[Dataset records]

-=-=-

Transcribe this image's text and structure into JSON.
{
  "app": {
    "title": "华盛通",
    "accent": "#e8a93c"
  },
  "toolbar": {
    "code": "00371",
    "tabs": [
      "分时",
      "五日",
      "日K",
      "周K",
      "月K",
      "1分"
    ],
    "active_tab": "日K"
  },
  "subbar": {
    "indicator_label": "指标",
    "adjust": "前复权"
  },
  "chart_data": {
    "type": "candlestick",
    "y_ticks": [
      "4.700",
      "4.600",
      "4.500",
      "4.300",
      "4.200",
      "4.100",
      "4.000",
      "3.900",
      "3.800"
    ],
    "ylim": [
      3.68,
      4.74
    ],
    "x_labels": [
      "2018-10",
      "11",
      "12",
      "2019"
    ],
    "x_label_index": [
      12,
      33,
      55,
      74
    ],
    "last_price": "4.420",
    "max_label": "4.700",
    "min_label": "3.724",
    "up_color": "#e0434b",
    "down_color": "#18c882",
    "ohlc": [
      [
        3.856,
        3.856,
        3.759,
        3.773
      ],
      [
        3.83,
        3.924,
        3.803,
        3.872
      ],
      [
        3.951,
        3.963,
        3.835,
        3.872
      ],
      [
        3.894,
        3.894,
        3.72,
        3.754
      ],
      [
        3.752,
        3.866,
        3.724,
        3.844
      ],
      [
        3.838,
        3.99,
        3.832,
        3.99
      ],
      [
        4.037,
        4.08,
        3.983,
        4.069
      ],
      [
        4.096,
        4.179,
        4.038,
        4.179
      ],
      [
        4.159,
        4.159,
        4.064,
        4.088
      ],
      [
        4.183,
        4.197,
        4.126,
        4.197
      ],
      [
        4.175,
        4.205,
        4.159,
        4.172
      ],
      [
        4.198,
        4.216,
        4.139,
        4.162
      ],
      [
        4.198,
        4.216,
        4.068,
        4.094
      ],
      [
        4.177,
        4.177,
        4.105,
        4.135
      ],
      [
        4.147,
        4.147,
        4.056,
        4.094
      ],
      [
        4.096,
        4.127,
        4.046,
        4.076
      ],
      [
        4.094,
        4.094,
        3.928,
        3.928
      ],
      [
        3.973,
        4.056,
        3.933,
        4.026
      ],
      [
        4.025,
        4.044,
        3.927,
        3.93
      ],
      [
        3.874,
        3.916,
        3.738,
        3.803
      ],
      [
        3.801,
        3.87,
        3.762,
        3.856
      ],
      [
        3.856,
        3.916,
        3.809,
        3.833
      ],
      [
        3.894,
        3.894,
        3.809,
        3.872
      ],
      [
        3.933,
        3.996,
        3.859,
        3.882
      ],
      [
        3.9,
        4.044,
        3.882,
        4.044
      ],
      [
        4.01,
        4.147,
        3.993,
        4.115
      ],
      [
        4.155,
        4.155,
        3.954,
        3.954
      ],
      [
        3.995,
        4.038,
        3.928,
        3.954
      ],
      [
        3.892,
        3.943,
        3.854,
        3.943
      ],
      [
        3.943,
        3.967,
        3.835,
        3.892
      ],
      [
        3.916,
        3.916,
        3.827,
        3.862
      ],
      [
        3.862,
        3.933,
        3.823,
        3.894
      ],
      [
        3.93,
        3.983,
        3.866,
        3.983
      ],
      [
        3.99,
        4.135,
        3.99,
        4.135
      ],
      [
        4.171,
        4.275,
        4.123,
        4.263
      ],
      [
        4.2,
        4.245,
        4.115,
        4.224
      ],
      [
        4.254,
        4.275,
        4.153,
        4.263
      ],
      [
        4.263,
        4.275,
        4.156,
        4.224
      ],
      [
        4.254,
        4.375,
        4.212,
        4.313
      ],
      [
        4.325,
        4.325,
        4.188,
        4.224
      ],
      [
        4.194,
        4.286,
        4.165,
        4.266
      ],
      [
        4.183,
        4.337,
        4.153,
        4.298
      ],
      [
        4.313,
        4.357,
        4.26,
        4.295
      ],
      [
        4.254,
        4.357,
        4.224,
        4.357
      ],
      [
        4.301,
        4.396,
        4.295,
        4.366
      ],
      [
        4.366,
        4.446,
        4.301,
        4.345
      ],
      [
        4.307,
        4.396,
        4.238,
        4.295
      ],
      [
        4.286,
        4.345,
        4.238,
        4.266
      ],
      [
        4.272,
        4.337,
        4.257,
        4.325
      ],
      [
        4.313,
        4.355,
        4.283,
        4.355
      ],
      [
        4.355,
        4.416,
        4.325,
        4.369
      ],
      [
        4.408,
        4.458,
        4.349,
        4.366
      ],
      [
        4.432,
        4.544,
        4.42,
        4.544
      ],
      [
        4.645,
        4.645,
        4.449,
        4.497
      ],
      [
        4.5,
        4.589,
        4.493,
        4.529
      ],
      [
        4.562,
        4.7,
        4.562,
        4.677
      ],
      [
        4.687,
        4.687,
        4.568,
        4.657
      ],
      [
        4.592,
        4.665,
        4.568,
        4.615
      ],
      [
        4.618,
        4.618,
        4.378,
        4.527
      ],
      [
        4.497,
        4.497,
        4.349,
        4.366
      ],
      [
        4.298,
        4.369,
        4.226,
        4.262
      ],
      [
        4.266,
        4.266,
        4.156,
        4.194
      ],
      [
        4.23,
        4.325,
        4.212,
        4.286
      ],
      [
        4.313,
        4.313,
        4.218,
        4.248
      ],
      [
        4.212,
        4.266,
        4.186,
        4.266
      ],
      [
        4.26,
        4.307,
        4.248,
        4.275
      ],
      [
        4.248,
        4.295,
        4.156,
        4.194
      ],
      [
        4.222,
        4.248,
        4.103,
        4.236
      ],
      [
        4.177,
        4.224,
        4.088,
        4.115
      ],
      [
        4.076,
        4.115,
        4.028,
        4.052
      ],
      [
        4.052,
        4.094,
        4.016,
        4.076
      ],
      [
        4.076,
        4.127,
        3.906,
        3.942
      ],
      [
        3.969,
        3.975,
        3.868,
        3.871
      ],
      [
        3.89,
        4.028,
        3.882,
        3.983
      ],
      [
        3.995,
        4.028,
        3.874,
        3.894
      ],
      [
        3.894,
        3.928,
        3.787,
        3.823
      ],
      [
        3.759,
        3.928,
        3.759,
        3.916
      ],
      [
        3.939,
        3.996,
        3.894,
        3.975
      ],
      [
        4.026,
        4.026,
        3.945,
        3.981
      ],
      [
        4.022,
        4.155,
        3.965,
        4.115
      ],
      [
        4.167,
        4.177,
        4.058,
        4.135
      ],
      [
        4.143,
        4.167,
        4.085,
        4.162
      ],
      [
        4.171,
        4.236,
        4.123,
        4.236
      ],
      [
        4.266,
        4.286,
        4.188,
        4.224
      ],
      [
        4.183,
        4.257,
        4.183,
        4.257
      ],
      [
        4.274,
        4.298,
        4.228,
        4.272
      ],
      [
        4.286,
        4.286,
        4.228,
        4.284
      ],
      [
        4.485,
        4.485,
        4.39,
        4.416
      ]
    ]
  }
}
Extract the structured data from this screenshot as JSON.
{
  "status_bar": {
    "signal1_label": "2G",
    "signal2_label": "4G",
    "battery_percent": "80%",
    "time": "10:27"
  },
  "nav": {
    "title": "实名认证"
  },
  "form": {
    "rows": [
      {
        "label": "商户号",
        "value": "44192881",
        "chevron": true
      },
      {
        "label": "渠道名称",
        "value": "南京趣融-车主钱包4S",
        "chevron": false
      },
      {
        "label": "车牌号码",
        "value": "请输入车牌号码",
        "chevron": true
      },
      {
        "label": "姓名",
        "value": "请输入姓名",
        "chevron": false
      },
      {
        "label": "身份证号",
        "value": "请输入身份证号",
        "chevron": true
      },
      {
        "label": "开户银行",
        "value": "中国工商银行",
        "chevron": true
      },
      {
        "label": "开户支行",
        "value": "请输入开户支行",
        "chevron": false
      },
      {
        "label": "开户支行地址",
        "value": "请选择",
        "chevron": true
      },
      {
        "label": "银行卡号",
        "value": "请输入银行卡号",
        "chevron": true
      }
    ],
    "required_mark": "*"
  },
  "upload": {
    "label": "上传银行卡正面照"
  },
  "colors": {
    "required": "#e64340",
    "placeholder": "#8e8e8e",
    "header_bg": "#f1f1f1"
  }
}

-=-=-

▶ [Exercise]:
All lines from the line containing "Extract the structured" through the end of the listing above are to be duplicated exactly; include both ends and nothing further.

▶ [Task output]:
Extract the structured data from this screenshot as JSON.
{
  "status_bar": {
    "signal1_label": "2G",
    "signal2_label": "4G",
    "battery_percent": "80%",
    "time": "10:27"
  },
  "nav": {
    "title": "实名认证"
  },
  "form": {
    "rows": [
      {
        "label": "商户号",
        "value": "44192881",
        "chevron": true
      },
      {
        "label": "渠道名称",
        "value": "南京趣融-车主钱包4S",
        "chevron": false
      },
      {
        "label": "车牌号码",
        "value": "请输入车牌号码",
        "chevron": true
      },
      {
        "label": "姓名",
        "value": "请输入姓名",
        "chevron": false
      },
      {
        "label": "身份证号",
        "value": "请输入身份证号",
        "chevron": true
      },
      {
        "label": "开户银行",
        "value": "中国工商银行",
        "chevron": true
      },
      {
        "label": "开户支行",
        "value": "请输入开户支行",
        "chevron": false
      },
      {
        "label": "开户支行地址",
        "value": "请选择",
        "chevron": true
      },
      {
        "label": "银行卡号",
        "value": "请输入银行卡号",
        "chevron": true
      }
    ],
    "required_mark": "*"
  },
  "upload": {
    "label": "上传银行卡正面照"
  },
  "colors": {
    "required": "#e64340",
    "placeholder": "#8e8e8e",
    "header_bg": "#f1f1f1"
  }
}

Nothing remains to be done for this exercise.